BRIEF: Check each line of the entries below for the string "nhằm"; copy every line where it appears.

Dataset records
┄┄┄┄┄┄┄┄┄┄

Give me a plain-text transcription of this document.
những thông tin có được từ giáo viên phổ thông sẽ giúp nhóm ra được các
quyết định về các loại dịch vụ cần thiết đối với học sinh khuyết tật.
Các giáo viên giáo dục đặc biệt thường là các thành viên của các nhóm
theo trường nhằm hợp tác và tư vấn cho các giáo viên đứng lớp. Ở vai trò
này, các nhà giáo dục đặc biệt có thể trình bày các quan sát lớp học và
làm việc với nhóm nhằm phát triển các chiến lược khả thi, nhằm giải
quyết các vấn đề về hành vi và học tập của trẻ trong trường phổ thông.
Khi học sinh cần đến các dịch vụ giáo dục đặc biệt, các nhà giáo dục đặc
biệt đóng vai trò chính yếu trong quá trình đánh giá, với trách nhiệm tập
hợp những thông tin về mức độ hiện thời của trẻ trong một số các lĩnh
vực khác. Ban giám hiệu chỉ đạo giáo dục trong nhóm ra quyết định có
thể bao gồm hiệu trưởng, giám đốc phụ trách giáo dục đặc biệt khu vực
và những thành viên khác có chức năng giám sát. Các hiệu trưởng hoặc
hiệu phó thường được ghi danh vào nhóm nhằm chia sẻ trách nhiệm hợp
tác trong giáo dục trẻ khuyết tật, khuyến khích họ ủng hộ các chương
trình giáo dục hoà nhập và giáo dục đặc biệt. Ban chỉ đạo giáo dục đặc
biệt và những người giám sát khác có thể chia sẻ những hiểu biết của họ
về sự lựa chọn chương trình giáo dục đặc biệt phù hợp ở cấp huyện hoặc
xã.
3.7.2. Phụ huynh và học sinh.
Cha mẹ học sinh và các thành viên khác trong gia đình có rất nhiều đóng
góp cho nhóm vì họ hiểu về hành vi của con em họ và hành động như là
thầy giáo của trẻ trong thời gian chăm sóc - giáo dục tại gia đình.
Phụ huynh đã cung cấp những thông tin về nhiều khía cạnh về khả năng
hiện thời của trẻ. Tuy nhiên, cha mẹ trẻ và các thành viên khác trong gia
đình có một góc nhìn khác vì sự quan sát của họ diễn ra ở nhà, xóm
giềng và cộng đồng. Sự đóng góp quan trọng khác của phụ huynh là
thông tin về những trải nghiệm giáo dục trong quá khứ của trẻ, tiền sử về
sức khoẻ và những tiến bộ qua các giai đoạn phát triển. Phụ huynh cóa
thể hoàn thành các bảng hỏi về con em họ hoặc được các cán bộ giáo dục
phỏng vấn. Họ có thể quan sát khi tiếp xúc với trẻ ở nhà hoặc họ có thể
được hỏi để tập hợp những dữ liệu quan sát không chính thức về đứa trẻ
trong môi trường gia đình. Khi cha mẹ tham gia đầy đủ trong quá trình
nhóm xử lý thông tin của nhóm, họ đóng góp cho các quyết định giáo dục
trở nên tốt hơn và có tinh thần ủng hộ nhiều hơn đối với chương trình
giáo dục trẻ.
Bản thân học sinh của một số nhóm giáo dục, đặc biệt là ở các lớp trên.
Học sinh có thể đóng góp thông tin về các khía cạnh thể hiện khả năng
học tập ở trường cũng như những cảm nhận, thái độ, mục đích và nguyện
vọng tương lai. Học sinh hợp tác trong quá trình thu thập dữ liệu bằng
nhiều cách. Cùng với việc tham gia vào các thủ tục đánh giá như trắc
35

┄┄┄┄┄┄┄┄┄┄

COMPLETE ANSWER:
theo trường nhằm hợp tác và tư vấn cho các giáo viên đứng lớp. Ở vai trò
làm việc với nhóm nhằm phát triển các chiến lược khả thi, nhằm giải
hiệu phó thường được ghi danh vào nhóm nhằm chia sẻ trách nhiệm hợp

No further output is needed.